- PROBLEM DETAILS: Collect each line holding the string "WICKHAM".

- RECORDS:
◆ ◆ ◆ ◆

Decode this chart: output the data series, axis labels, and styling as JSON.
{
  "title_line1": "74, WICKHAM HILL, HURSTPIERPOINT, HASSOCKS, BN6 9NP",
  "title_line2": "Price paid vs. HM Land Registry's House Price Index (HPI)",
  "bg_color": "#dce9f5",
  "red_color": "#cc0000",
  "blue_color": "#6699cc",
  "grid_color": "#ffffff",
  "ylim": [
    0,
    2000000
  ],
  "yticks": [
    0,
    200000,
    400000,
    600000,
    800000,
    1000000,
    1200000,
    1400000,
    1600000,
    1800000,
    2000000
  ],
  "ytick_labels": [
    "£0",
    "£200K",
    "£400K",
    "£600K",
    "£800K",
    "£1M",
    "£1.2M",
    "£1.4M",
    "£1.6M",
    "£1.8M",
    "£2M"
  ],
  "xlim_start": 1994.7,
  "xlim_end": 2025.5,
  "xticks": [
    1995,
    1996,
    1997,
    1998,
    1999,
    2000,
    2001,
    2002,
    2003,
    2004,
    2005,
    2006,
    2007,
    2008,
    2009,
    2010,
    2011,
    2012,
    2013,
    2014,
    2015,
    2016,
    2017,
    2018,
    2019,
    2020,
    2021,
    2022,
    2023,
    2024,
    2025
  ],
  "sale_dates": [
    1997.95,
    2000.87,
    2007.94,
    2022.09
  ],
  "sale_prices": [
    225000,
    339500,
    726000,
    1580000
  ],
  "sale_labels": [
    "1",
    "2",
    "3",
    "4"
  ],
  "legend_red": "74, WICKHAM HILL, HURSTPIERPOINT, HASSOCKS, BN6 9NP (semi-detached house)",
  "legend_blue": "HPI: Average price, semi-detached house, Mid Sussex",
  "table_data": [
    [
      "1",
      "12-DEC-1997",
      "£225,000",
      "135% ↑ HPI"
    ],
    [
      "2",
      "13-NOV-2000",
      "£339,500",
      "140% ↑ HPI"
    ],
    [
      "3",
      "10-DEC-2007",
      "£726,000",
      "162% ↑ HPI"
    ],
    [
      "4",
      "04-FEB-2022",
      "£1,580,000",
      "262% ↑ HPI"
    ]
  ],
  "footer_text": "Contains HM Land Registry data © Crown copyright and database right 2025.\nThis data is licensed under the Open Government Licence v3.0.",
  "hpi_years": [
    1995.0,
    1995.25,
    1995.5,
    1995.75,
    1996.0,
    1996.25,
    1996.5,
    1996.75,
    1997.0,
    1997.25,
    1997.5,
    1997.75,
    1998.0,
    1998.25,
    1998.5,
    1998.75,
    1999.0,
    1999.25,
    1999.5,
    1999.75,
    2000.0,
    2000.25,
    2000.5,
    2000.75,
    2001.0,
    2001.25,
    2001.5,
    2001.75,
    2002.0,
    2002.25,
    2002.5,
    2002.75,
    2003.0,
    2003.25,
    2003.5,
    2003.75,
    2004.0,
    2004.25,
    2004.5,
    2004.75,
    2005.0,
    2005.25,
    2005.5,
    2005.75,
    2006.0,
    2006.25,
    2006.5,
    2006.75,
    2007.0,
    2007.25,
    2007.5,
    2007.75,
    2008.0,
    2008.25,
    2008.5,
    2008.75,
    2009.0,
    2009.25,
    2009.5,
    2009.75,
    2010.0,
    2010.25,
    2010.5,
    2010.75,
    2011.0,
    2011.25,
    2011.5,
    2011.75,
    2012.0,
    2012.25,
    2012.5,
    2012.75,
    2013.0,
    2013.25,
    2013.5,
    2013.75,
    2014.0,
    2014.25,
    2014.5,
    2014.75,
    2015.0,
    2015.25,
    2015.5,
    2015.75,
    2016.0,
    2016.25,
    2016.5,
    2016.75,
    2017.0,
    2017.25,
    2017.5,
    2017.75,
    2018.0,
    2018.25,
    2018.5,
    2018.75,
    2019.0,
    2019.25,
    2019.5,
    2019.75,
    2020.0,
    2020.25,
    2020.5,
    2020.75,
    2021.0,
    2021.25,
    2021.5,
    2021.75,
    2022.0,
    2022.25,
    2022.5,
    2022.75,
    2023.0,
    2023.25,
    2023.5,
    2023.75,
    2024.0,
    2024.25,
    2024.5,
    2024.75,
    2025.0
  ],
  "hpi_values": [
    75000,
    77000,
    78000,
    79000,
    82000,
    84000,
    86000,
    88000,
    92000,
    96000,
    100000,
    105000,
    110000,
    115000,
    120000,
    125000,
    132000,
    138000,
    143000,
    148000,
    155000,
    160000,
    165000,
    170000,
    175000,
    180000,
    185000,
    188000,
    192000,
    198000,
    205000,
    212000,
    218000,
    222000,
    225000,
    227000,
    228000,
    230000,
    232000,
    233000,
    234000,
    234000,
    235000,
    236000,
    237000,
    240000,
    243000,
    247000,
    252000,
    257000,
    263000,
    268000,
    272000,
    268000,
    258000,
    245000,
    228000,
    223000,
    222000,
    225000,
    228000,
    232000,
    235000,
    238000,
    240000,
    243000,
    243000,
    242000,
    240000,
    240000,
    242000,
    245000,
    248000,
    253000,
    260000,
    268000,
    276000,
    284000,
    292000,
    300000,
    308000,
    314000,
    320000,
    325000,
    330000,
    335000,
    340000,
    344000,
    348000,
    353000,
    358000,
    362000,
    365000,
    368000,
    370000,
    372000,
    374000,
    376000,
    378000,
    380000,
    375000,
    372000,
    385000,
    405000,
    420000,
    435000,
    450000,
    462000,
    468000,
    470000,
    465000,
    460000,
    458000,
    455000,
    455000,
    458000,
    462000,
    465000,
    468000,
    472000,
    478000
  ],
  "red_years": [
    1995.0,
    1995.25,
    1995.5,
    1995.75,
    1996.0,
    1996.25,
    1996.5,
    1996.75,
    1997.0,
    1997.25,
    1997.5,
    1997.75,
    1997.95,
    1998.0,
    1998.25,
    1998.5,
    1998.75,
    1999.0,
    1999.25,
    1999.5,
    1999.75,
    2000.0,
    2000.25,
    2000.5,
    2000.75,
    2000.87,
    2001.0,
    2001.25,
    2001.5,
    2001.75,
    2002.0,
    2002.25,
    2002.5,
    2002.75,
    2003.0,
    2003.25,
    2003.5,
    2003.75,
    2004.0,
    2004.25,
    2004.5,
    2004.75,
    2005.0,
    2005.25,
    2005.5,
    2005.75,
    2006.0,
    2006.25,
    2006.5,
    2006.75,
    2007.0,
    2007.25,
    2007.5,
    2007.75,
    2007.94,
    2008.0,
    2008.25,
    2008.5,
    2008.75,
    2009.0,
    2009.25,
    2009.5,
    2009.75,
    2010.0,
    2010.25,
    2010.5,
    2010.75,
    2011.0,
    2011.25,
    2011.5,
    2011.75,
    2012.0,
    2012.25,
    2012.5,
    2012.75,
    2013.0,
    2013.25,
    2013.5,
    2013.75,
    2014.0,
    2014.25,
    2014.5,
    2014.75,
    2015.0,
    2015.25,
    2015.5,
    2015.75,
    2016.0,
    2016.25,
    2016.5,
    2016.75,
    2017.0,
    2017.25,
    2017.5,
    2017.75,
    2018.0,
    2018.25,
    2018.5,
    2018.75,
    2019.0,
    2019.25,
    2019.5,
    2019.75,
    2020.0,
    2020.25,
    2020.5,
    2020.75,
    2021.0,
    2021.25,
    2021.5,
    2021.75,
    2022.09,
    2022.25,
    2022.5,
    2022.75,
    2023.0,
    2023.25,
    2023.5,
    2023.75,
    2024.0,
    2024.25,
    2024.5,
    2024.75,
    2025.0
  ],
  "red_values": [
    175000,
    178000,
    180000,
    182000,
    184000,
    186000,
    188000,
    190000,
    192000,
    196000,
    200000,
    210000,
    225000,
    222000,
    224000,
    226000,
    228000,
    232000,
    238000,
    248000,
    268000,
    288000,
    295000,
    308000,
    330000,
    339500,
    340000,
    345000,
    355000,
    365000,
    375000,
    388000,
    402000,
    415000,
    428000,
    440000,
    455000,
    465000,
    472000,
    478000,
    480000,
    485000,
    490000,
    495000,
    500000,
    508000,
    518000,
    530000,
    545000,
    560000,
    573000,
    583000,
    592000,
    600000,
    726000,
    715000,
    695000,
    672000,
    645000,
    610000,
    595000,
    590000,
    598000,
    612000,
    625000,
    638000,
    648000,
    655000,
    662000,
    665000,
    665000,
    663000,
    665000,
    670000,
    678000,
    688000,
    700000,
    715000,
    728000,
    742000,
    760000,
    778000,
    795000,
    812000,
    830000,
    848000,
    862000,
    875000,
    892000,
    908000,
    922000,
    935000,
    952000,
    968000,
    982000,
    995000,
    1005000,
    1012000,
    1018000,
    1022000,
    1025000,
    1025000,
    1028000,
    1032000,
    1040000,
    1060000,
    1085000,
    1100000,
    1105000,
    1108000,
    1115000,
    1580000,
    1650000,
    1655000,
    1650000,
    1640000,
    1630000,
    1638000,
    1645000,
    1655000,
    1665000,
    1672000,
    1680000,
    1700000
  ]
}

◆ ◆ ◆ ◆

- THE COMPLETED TASK:
  "title_line1": "74, WICKHAM HILL, HURSTPIERPOINT, HASSOCKS, BN6 9NP",
  "legend_red": "74, WICKHAM HILL, HURSTPIERPOINT, HASSOCKS, BN6 9NP (semi-detached house)",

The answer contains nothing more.